- _Exercise aim_
Reproduce all of the data word for word.

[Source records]
====

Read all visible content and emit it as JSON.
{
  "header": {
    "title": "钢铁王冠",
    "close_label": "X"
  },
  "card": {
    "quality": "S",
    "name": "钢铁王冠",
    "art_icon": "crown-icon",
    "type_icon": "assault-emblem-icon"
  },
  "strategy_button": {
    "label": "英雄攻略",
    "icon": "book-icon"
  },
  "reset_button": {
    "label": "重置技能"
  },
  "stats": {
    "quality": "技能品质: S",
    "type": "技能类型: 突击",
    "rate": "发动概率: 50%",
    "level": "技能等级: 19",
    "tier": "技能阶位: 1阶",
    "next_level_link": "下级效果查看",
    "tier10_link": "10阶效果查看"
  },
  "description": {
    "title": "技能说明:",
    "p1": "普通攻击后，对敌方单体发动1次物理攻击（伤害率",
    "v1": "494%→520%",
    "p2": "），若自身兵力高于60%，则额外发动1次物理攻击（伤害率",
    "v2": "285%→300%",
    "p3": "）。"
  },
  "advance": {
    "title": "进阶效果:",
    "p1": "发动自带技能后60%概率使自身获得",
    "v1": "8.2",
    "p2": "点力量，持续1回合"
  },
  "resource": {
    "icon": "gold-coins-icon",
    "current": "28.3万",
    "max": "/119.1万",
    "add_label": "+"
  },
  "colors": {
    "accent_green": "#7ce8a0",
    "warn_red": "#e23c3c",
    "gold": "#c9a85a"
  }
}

====

- _Answer for this exercise_
Read all visible content and emit it as JSON.
{
  "header": {
    "title": "钢铁王冠",
    "close_label": "X"
  },
  "card": {
    "quality": "S",
    "name": "钢铁王冠",
    "art_icon": "crown-icon",
    "type_icon": "assault-emblem-icon"
  },
  "strategy_button": {
    "label": "英雄攻略",
    "icon": "book-icon"
  },
  "reset_button": {
    "label": "重置技能"
  },
  "stats": {
    "quality": "技能品质: S",
    "type": "技能类型: 突击",
    "rate": "发动概率: 50%",
    "level": "技能等级: 19",
    "tier": "技能阶位: 1阶",
    "next_level_link": "下级效果查看",
    "tier10_link": "10阶效果查看"
  },
  "description": {
    "title": "技能说明:",
    "p1": "普通攻击后，对敌方单体发动1次物理攻击（伤害率",
    "v1": "494%→520%",
    "p2": "），若自身兵力高于60%，则额外发动1次物理攻击（伤害率",
    "v2": "285%→300%",
    "p3": "）。"
  },
  "advance": {
    "title": "进阶效果:",
    "p1": "发动自带技能后60%概率使自身获得",
    "v1": "8.2",
    "p2": "点力量，持续1回合"
  },
  "resource": {
    "icon": "gold-coins-icon",
    "current": "28.3万",
    "max": "/119.1万",
    "add_label": "+"
  },
  "colors": {
    "accent_green": "#7ce8a0",
    "warn_red": "#e23c3c",
    "gold": "#c9a85a"
  }
}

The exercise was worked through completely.